-- BEGIN Information provided --
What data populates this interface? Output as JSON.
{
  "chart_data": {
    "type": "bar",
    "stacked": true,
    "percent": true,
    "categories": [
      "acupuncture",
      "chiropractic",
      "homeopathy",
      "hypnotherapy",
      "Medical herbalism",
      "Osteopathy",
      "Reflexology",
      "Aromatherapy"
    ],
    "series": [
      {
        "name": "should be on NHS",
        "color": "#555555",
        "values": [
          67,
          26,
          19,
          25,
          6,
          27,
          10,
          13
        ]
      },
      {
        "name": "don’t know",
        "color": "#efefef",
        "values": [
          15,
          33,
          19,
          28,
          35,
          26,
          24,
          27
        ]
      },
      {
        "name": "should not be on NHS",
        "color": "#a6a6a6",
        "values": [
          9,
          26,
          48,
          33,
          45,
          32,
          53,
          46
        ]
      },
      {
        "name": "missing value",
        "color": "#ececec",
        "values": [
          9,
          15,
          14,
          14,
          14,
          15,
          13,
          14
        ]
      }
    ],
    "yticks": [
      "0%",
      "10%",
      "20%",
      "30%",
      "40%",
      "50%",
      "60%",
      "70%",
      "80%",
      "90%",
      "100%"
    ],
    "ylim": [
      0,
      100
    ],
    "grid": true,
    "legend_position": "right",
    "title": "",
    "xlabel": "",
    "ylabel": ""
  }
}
-- END Information provided --
Work to be completed: Repeat the data verbatim.

Response to this exercise:
What data populates this interface? Output as JSON.
{
  "chart_data": {
    "type": "bar",
    "stacked": true,
    "percent": true,
    "categories": [
      "acupuncture",
      "chiropractic",
      "homeopathy",
      "hypnotherapy",
      "Medical herbalism",
      "Osteopathy",
      "Reflexology",
      "Aromatherapy"
    ],
    "series": [
      {
        "name": "should be on NHS",
        "color": "#555555",
        "values": [
          67,
          26,
          19,
          25,
          6,
          27,
          10,
          13
        ]
      },
      {
        "name": "don’t know",
        "color": "#efefef",
        "values": [
          15,
          33,
          19,
          28,
          35,
          26,
          24,
          27
        ]
      },
      {
        "name": "should not be on NHS",
        "color": "#a6a6a6",
        "values": [
          9,
          26,
          48,
          33,
          45,
          32,
          53,
          46
        ]
      },
      {
        "name": "missing value",
        "color": "#ececec",
        "values": [
          9,
          15,
          14,
          14,
          14,
          15,
          13,
          14
        ]
      }
    ],
    "yticks": [
      "0%",
      "10%",
      "20%",
      "30%",
      "40%",
      "50%",
      "60%",
      "70%",
      "80%",
      "90%",
      "100%"
    ],
    "ylim": [
      0,
      100
    ],
    "grid": true,
    "legend_position": "right",
    "title": "",
    "xlabel": "",
    "ylabel": ""
  }
}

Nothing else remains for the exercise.